# [SELECTED PASSAGE]
########
1. The present appeal, filed under Section 37 of the Arbitration and Conciliation Act,1996 (hereinafter the 'Act') read with Section 13 of the Commercial Courts, Commercial Division and Commercial Appellate Division of High Courts Act, 2015, is directed against the order dated 30.10.2018 passed by a learned Single Judge of this Court in O.M.P. (COMM) 169/2018, by which the learned Single Judge has set aside the arbitral award dated 11.01.2018.

2. Brief facts required to be considered for disposal of this appeal are that an agreement dated 25.01.2008 (hereinafter referred to as the 'said agreement') was executed between Shriram Value Services Pvt. Ltd.

FAO(OS) (COMM) 293/2018

('SVS') and the respondent for supply of the approved food products for the locations set out in Schedule 'A' to the said agreement. The said agreement was to be effective for the period between 25.01.2008 to 25.01.2009. The appellant submits that vide e-mail dated 18.12.2009, the respondent had been informed that all rights and obligations under the said contract are now to be discharged by the appellant herein.

3. The appellant is a business process management Company leveraging its domain knowledge in the field of supply chain in the food service industry, primarily in the Quick Service Restaurant segment.

4. In the year 2009, the Foods Division of Shriram Value Services was hived off into the newly formed appellant Company.

5. The respondent company, inter-alia, owned and operated restaurants under the franchisee/brand name of KFC, having their outlets in Delhi and at other locations in North India. Being a franchisee of Yum Brands Inc., the respondent under its agreement with Yum Brands Inc. assigned to the appellant sole distributorship for managing the supply chain. Therefore, the respondent under an obligation to procure all the materials required for running the KFC restaurants from the appellant, entered into the said agreement with SVS.
########
# [DATA PROVIDED]

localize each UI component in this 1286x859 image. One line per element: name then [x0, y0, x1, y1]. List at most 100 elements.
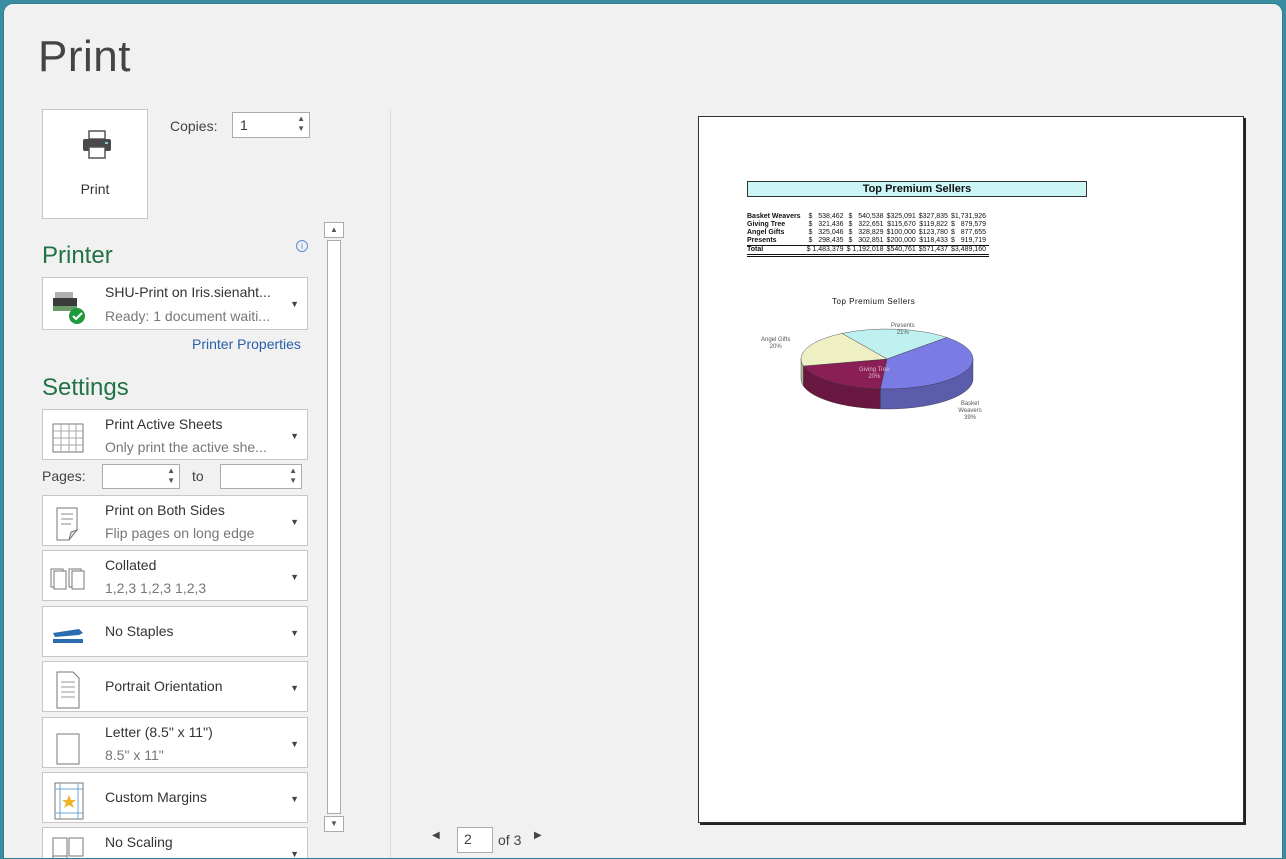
########
# [GIVEN PROBLEM 1]
In the arbitration appeal judgment, what date did the arbitral award that the learned Single Judge set aside bear?
# [GIVEN PROBLEM 2]
Please carry on writing the arbitration appeal judgment after its final sentence.
None of the data is needed here.

# [RESULT 1]
11.01.2018

# [RESULT 2]
6. By the third quarter of the financial year 2013-2014, the balance amounts due to the appellant were totalling Rs.12,00,00,000/- and were unpaid. Subsequently, the appellant again approached the respondent for clearing of the dues, against which the respondent issued 24 cheques of Rs. 50,00,000/- each, as an assurance for clearance of the unpaid balance amounts. The respondent however requested the appellant not

FAO(OS) (COMM) 293/2018

to encash the same for the present, keeping in mind the respondent's financial situation.

7. The appellant in the fourth quarter of the financial year 2013-2014, refused to make further supplies to the respondent company until the previous dues amounting to approximately Rs.12,00,00,000/- were cleared. Pursuant to this stand of the appellant Company, one of the Directors of the respondent company agreed to execute a Personal Guarantee for the abovementioned amount, and a Personal Guaratnee Agreement dated 21.01.2014 for the same was signed by the parties.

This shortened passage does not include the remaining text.